■ **EXERCISE DETAILS**
Quote the records that follow in full and exactly; leave out the pictures.

Dataset excerpt
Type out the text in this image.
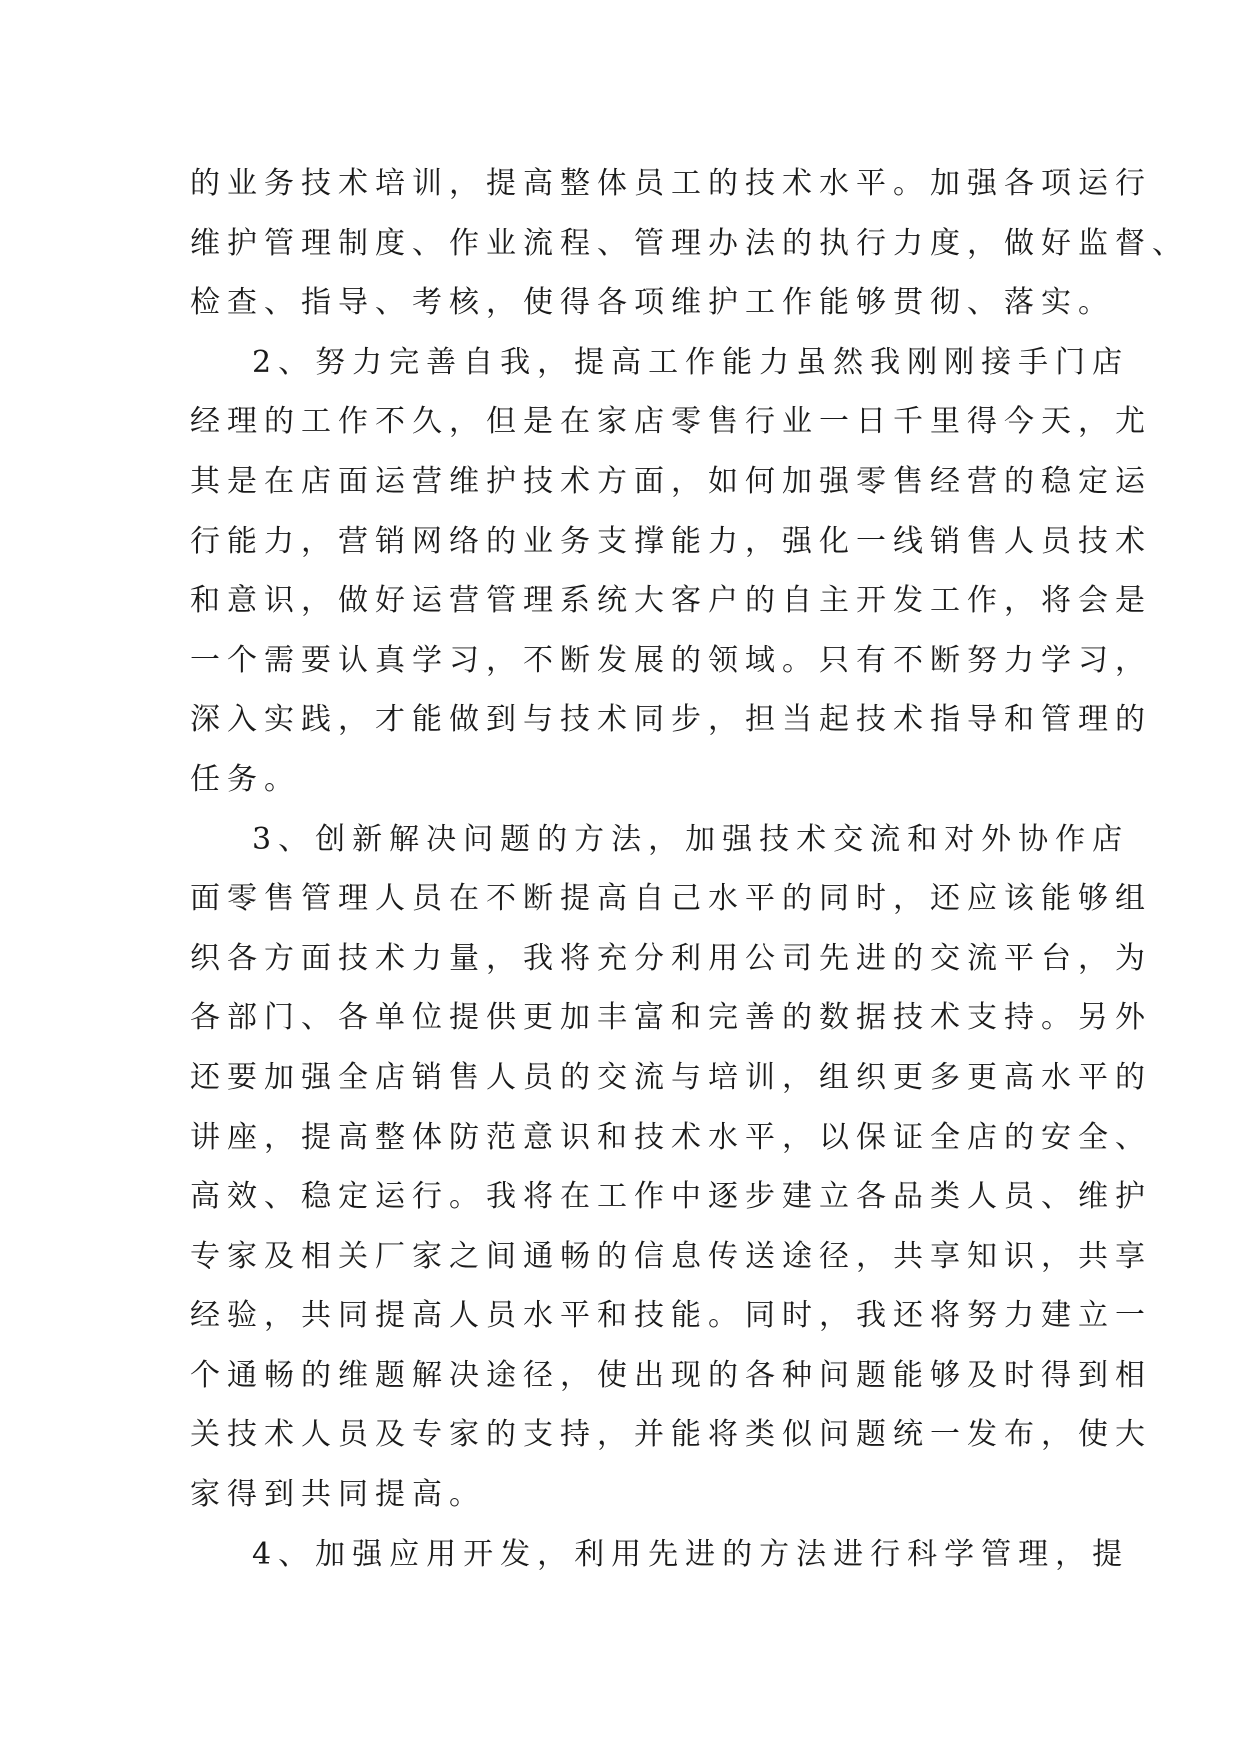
的业务技术培训，提高整体员工的技术水平。加强各项运行
维护管理制度、作业流程、管理办法的执行力度，做好监督、
检查、指导、考核，使得各项维护工作能够贯彻、落实。
2、努力完善自我，提高工作能力虽然我刚刚接手门店
经理的工作不久，但是在家店零售行业一日千里得今天，尤
其是在店面运营维护技术方面，如何加强零售经营的稳定运
行能力，营销网络的业务支撑能力，强化一线销售人员技术
和意识，做好运营管理系统大客户的自主开发工作，将会是
一个需要认真学习，不断发展的领域。只有不断努力学习，
深入实践，才能做到与技术同步，担当起技术指导和管理的
任务。
3、创新解决问题的方法，加强技术交流和对外协作店
面零售管理人员在不断提高自己水平的同时，还应该能够组
织各方面技术力量，我将充分利用公司先进的交流平台，为
各部门、各单位提供更加丰富和完善的数据技术支持。另外
还要加强全店销售人员的交流与培训，组织更多更高水平的
讲座，提高整体防范意识和技术水平，以保证全店的安全、
高效、稳定运行。我将在工作中逐步建立各品类人员、维护
专家及相关厂家之间通畅的信息传送途径，共享知识，共享
经验，共同提高人员水平和技能。同时，我还将努力建立一
个通畅的维题解决途径，使出现的各种问题能够及时得到相
关技术人员及专家的支持，并能将类似问题统一发布，使大
家得到共同提高。
4、加强应用开发，利用先进的方法进行科学管理，提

■ **SOLUTION**
Type out the text in this image.
的业务技术培训，提高整体员工的技术水平。加强各项运行
维护管理制度、作业流程、管理办法的执行力度，做好监督、
检查、指导、考核，使得各项维护工作能够贯彻、落实。
2、努力完善自我，提高工作能力虽然我刚刚接手门店
经理的工作不久，但是在家店零售行业一日千里得今天，尤
其是在店面运营维护技术方面，如何加强零售经营的稳定运
行能力，营销网络的业务支撑能力，强化一线销售人员技术
和意识，做好运营管理系统大客户的自主开发工作，将会是
一个需要认真学习，不断发展的领域。只有不断努力学习，
深入实践，才能做到与技术同步，担当起技术指导和管理的
任务。
3、创新解决问题的方法，加强技术交流和对外协作店
面零售管理人员在不断提高自己水平的同时，还应该能够组
织各方面技术力量，我将充分利用公司先进的交流平台，为
各部门、各单位提供更加丰富和完善的数据技术支持。另外
还要加强全店销售人员的交流与培训，组织更多更高水平的
讲座，提高整体防范意识和技术水平，以保证全店的安全、
高效、稳定运行。我将在工作中逐步建立各品类人员、维护
专家及相关厂家之间通畅的信息传送途径，共享知识，共享
经验，共同提高人员水平和技能。同时，我还将努力建立一
个通畅的维题解决途径，使出现的各种问题能够及时得到相
关技术人员及专家的支持，并能将类似问题统一发布，使大
家得到共同提高。
4、加强应用开发，利用先进的方法进行科学管理，提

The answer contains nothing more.